-- Exercise objective --
In the material below, find all lines with the string "JSON" and copy them.

*** Working data

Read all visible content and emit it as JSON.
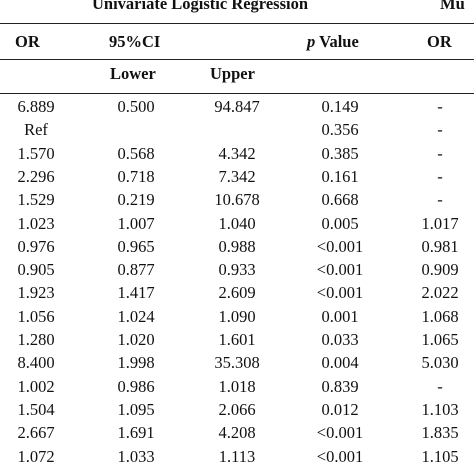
{
  "title_left": "Univariate Logistic Regression",
  "title_right": "Mu",
  "col_or": "OR",
  "col_ci": "95%CI",
  "col_p_italic": "p",
  "col_p_rest": " Value",
  "col_or2": "OR",
  "sub_lower": "Lower",
  "sub_upper": "Upper",
  "rows": [
    {
      "or": "6.889",
      "lower": "0.500",
      "upper": "94.847",
      "p": "0.149",
      "or2": "-"
    },
    {
      "or": "Ref",
      "lower": "",
      "upper": "",
      "p": "0.356",
      "or2": "-"
    },
    {
      "or": "1.570",
      "lower": "0.568",
      "upper": "4.342",
      "p": "0.385",
      "or2": "-"
    },
    {
      "or": "2.296",
      "lower": "0.718",
      "upper": "7.342",
      "p": "0.161",
      "or2": "-"
    },
    {
      "or": "1.529",
      "lower": "0.219",
      "upper": "10.678",
      "p": "0.668",
      "or2": "-"
    },
    {
      "or": "1.023",
      "lower": "1.007",
      "upper": "1.040",
      "p": "0.005",
      "or2": "1.017"
    },
    {
      "or": "0.976",
      "lower": "0.965",
      "upper": "0.988",
      "p": "<0.001",
      "or2": "0.981"
    },
    {
      "or": "0.905",
      "lower": "0.877",
      "upper": "0.933",
      "p": "<0.001",
      "or2": "0.909"
    },
    {
      "or": "1.923",
      "lower": "1.417",
      "upper": "2.609",
      "p": "<0.001",
      "or2": "2.022"
    },
    {
      "or": "1.056",
      "lower": "1.024",
      "upper": "1.090",
      "p": "0.001",
      "or2": "1.068"
    },
    {
      "or": "1.280",
      "lower": "1.020",
      "upper": "1.601",
      "p": "0.033",
      "or2": "1.065"
    },
    {
      "or": "8.400",
      "lower": "1.998",
      "upper": "35.308",
      "p": "0.004",
      "or2": "5.030"
    },
    {
      "or": "1.002",
      "lower": "0.986",
      "upper": "1.018",
      "p": "0.839",
      "or2": "-"
    },
    {
      "or": "1.504",
      "lower": "1.095",
      "upper": "2.066",
      "p": "0.012",
      "or2": "1.103"
    },
    {
      "or": "2.667",
      "lower": "1.691",
      "upper": "4.208",
      "p": "<0.001",
      "or2": "1.835"
    },
    {
      "or": "1.072",
      "lower": "1.033",
      "upper": "1.113",
      "p": "<0.001",
      "or2": "1.105"
    }
  ]
}
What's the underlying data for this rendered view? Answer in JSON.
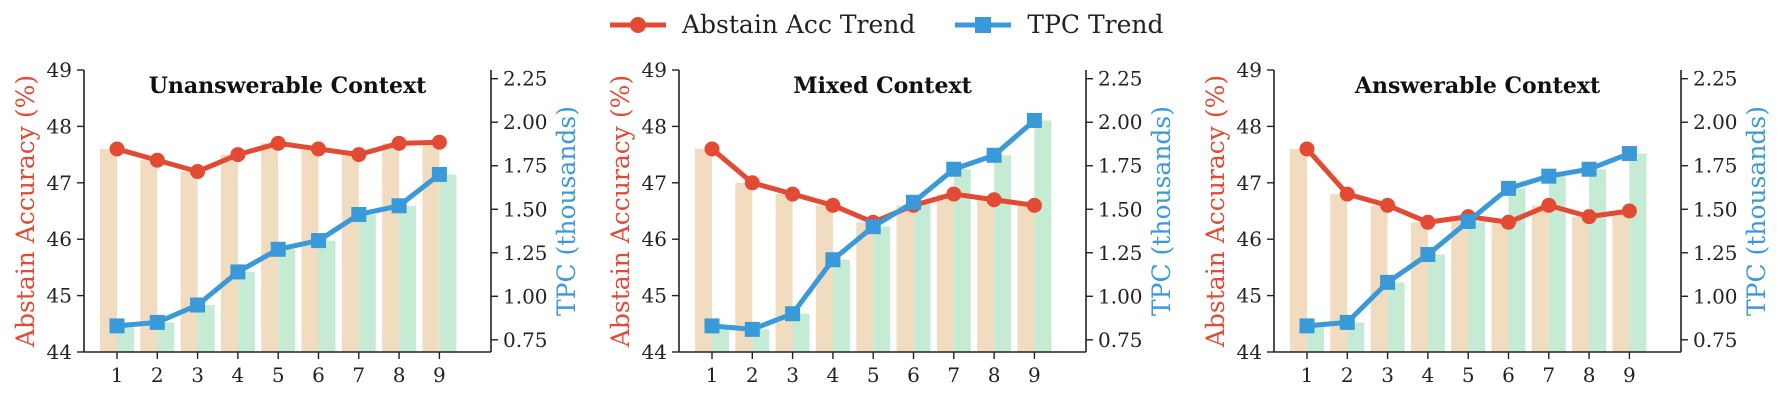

******

-- Task output --
Read all visible content and emit it as JSON.
What's the underlying data for this rendered view? Answer in JSON.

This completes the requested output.